The problem: Return the material word for word. Do not include the pictures.

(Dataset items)
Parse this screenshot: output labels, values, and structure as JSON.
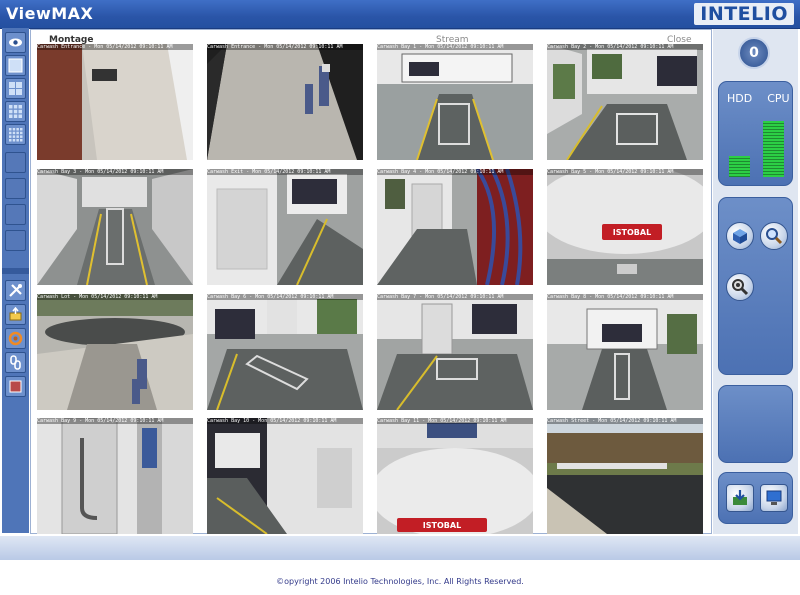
{
  "app": {
    "title": "ViewMAX",
    "logo_text": "INTELIO"
  },
  "tabs": [
    {
      "label": "Montage",
      "active": true
    },
    {
      "label": "Stream",
      "active": false
    },
    {
      "label": "Close",
      "active": false
    }
  ],
  "left_toolbar": {
    "view_buttons": [
      "eye-icon",
      "single-view-icon",
      "quad-view-icon",
      "nine-view-icon",
      "sixteen-view-icon"
    ],
    "tool_buttons": [
      "tools-icon",
      "export-icon",
      "refresh-icon",
      "link-icon",
      "record-icon"
    ]
  },
  "cameras": [
    {
      "stamp": "Carwash Entrance - Mon 05/14/2012 09:10:11 AM"
    },
    {
      "stamp": "Carwash Entrance - Mon 05/14/2012 09:10:11 AM"
    },
    {
      "stamp": "Carwash Bay 1 - Mon 05/14/2012 09:10:11 AM"
    },
    {
      "stamp": "Carwash Bay 2 - Mon 05/14/2012 09:10:11 AM"
    },
    {
      "stamp": "Carwash Bay 3 - Mon 05/14/2012 09:10:11 AM"
    },
    {
      "stamp": "Carwash Exit - Mon 05/14/2012 09:10:11 AM"
    },
    {
      "stamp": "Carwash Bay 4 - Mon 05/14/2012 09:10:11 AM"
    },
    {
      "stamp": "Carwash Bay 5 - Mon 05/14/2012 09:10:11 AM"
    },
    {
      "stamp": "Carwash Lot - Mon 05/14/2012 09:10:11 AM"
    },
    {
      "stamp": "Carwash Bay 6 - Mon 05/14/2012 09:10:11 AM"
    },
    {
      "stamp": "Carwash Bay 7 - Mon 05/14/2012 09:10:11 AM"
    },
    {
      "stamp": "Carwash Bay 8 - Mon 05/14/2012 09:10:11 AM"
    },
    {
      "stamp": "Carwash Bay 9 - Mon 05/14/2012 09:10:11 AM"
    },
    {
      "stamp": "Carwash Bay 10 - Mon 05/14/2012 09:10:11 AM"
    },
    {
      "stamp": "Carwash Bay 11 - Mon 05/14/2012 09:10:11 AM"
    },
    {
      "stamp": "Carwash Street - Mon 05/14/2012 09:10:11 AM"
    }
  ],
  "sidebar": {
    "counter": "0",
    "hdd_label": "HDD",
    "cpu_label": "CPU",
    "hdd_level": 0.3,
    "cpu_level": 0.8,
    "actions": [
      "cube-icon",
      "magnifier-icon",
      "camera-search-icon"
    ],
    "bottom_actions": [
      "save-icon",
      "monitor-icon"
    ]
  },
  "footer": {
    "copyright": "©opyright 2006 Intelio Technologies, Inc. All Rights Reserved."
  },
  "colors": {
    "accent": "#2a55a8",
    "panel": "#4c71b3",
    "meter": "#2ccf45"
  }
}
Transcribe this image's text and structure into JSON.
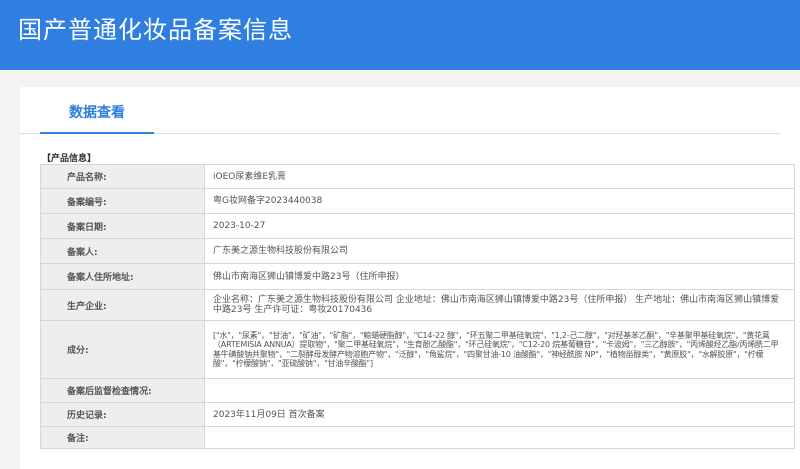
{
  "header": {
    "title": "国产普通化妆品备案信息"
  },
  "tabs": [
    {
      "label": "数据查看"
    }
  ],
  "section_label": "【产品信息】",
  "fields": {
    "product_name": {
      "label": "产品名称:",
      "value": "iOEO尿素维E乳膏"
    },
    "record_number": {
      "label": "备案编号:",
      "value": "粤G妆网备字2023440038"
    },
    "record_date": {
      "label": "备案日期:",
      "value": "2023-10-27"
    },
    "registrant": {
      "label": "备案人:",
      "value": "广东美之源生物科技股份有限公司"
    },
    "registrant_address": {
      "label": "备案人住所地址:",
      "value": "佛山市南海区狮山镇博爱中路23号（住所申报）"
    },
    "manufacturer": {
      "label": "生产企业:",
      "value": "企业名称：广东美之源生物科技股份有限公司 企业地址：佛山市南海区狮山镇博爱中路23号（住所申报） 生产地址：佛山市南海区狮山镇博爱中路23号 生产许可证：粤妆20170436"
    },
    "ingredients": {
      "label": "成分:",
      "value": "[\"水\"，\"尿素\"，\"甘油\"，\"矿油\"，\"矿脂\"，\"鲸蜡硬脂醇\"，\"C14-22 醇\"，\"环五聚二甲基硅氧烷\"，\"1,2-己二醇\"，\"对羟基苯乙酮\"，\"辛基聚甲基硅氧烷\"，\"黄花蒿（ARTEMISIA ANNUA）提取物\"，\"聚二甲基硅氧烷\"，\"生育酚乙酸酯\"，\"环己硅氧烷\"，\"C12-20 烷基葡糖苷\"，\"卡波姆\"，\"三乙醇胺\"，\"丙烯酸羟乙酯/丙烯酰二甲基牛磺酸钠共聚物\"，\"二裂酵母发酵产物溶胞产物\"，\"泛醇\"，\"角鲨烷\"，\"四聚甘油-10 油酸酯\"，\"神经酰胺 NP\"，\"植物甾醇类\"，\"黄原胶\"，\"水解胶原\"，\"柠檬酸\"，\"柠檬酸钠\"，\"亚硫酸钠\"，\"甘油辛酸酯\"]"
    },
    "supervision": {
      "label": "备案后监督检查情况:",
      "value": ""
    },
    "history": {
      "label": "历史记录:",
      "value": "2023年11月09日 首次备案"
    },
    "remarks": {
      "label": "备注:",
      "value": ""
    }
  }
}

Solution for this exercise:
Parse this screenshot: output labels, values, and structure as JSON.
{
  "app": {
    "title": "ViewMAX",
    "logo_text": "INTELIO"
  },
  "tabs": [
    {
      "label": "Montage",
      "active": true
    },
    {
      "label": "Stream",
      "active": false
    },
    {
      "label": "Close",
      "active": false
    }
  ],
  "left_toolbar": {
    "view_buttons": [
      "eye-icon",
      "single-view-icon",
      "quad-view-icon",
      "nine-view-icon",
      "sixteen-view-icon"
    ],
    "tool_buttons": [
      "tools-icon",
      "export-icon",
      "refresh-icon",
      "link-icon",
      "record-icon"
    ]
  },
  "cameras": [
    {
      "stamp": "Carwash Entrance - Mon 05/14/2012 09:10:11 AM"
    },
    {
      "stamp": "Carwash Entrance - Mon 05/14/2012 09:10:11 AM"
    },
    {
      "stamp": "Carwash Bay 1 - Mon 05/14/2012 09:10:11 AM"
    },
    {
      "stamp": "Carwash Bay 2 - Mon 05/14/2012 09:10:11 AM"
    },
    {
      "stamp": "Carwash Bay 3 - Mon 05/14/2012 09:10:11 AM"
    },
    {
      "stamp": "Carwash Exit - Mon 05/14/2012 09:10:11 AM"
    },
    {
      "stamp": "Carwash Bay 4 - Mon 05/14/2012 09:10:11 AM"
    },
    {
      "stamp": "Carwash Bay 5 - Mon 05/14/2012 09:10:11 AM"
    },
    {
      "stamp": "Carwash Lot - Mon 05/14/2012 09:10:11 AM"
    },
    {
      "stamp": "Carwash Bay 6 - Mon 05/14/2012 09:10:11 AM"
    },
    {
      "stamp": "Carwash Bay 7 - Mon 05/14/2012 09:10:11 AM"
    },
    {
      "stamp": "Carwash Bay 8 - Mon 05/14/2012 09:10:11 AM"
    },
    {
      "stamp": "Carwash Bay 9 - Mon 05/14/2012 09:10:11 AM"
    },
    {
      "stamp": "Carwash Bay 10 - Mon 05/14/2012 09:10:11 AM"
    },
    {
      "stamp": "Carwash Bay 11 - Mon 05/14/2012 09:10:11 AM"
    },
    {
      "stamp": "Carwash Street - Mon 05/14/2012 09:10:11 AM"
    }
  ],
  "sidebar": {
    "counter": "0",
    "hdd_label": "HDD",
    "cpu_label": "CPU",
    "hdd_level": 0.3,
    "cpu_level": 0.8,
    "actions": [
      "cube-icon",
      "magnifier-icon",
      "camera-search-icon"
    ],
    "bottom_actions": [
      "save-icon",
      "monitor-icon"
    ]
  },
  "footer": {
    "copyright": "©opyright 2006 Intelio Technologies, Inc. All Rights Reserved."
  },
  "colors": {
    "accent": "#2a55a8",
    "panel": "#4c71b3",
    "meter": "#2ccf45"
  }
}
Transcribe this image's text and structure into JSON.
{
  "header": {
    "title": "国产普通化妆品备案信息"
  },
  "tabs": [
    {
      "label": "数据查看"
    }
  ],
  "section_label": "【产品信息】",
  "fields": {
    "product_name": {
      "label": "产品名称:",
      "value": "iOEO尿素维E乳膏"
    },
    "record_number": {
      "label": "备案编号:",
      "value": "粤G妆网备字2023440038"
    },
    "record_date": {
      "label": "备案日期:",
      "value": "2023-10-27"
    },
    "registrant": {
      "label": "备案人:",
      "value": "广东美之源生物科技股份有限公司"
    },
    "registrant_address": {
      "label": "备案人住所地址:",
      "value": "佛山市南海区狮山镇博爱中路23号（住所申报）"
    },
    "manufacturer": {
      "label": "生产企业:",
      "value": "企业名称：广东美之源生物科技股份有限公司 企业地址：佛山市南海区狮山镇博爱中路23号（住所申报） 生产地址：佛山市南海区狮山镇博爱中路23号 生产许可证：粤妆20170436"
    },
    "ingredients": {
      "label": "成分:",
      "value": "[\"水\"，\"尿素\"，\"甘油\"，\"矿油\"，\"矿脂\"，\"鲸蜡硬脂醇\"，\"C14-22 醇\"，\"环五聚二甲基硅氧烷\"，\"1,2-己二醇\"，\"对羟基苯乙酮\"，\"辛基聚甲基硅氧烷\"，\"黄花蒿（ARTEMISIA ANNUA）提取物\"，\"聚二甲基硅氧烷\"，\"生育酚乙酸酯\"，\"环己硅氧烷\"，\"C12-20 烷基葡糖苷\"，\"卡波姆\"，\"三乙醇胺\"，\"丙烯酸羟乙酯/丙烯酰二甲基牛磺酸钠共聚物\"，\"二裂酵母发酵产物溶胞产物\"，\"泛醇\"，\"角鲨烷\"，\"四聚甘油-10 油酸酯\"，\"神经酰胺 NP\"，\"植物甾醇类\"，\"黄原胶\"，\"水解胶原\"，\"柠檬酸\"，\"柠檬酸钠\"，\"亚硫酸钠\"，\"甘油辛酸酯\"]"
    },
    "supervision": {
      "label": "备案后监督检查情况:",
      "value": ""
    },
    "history": {
      "label": "历史记录:",
      "value": "2023年11月09日 首次备案"
    },
    "remarks": {
      "label": "备注:",
      "value": ""
    }
  }
}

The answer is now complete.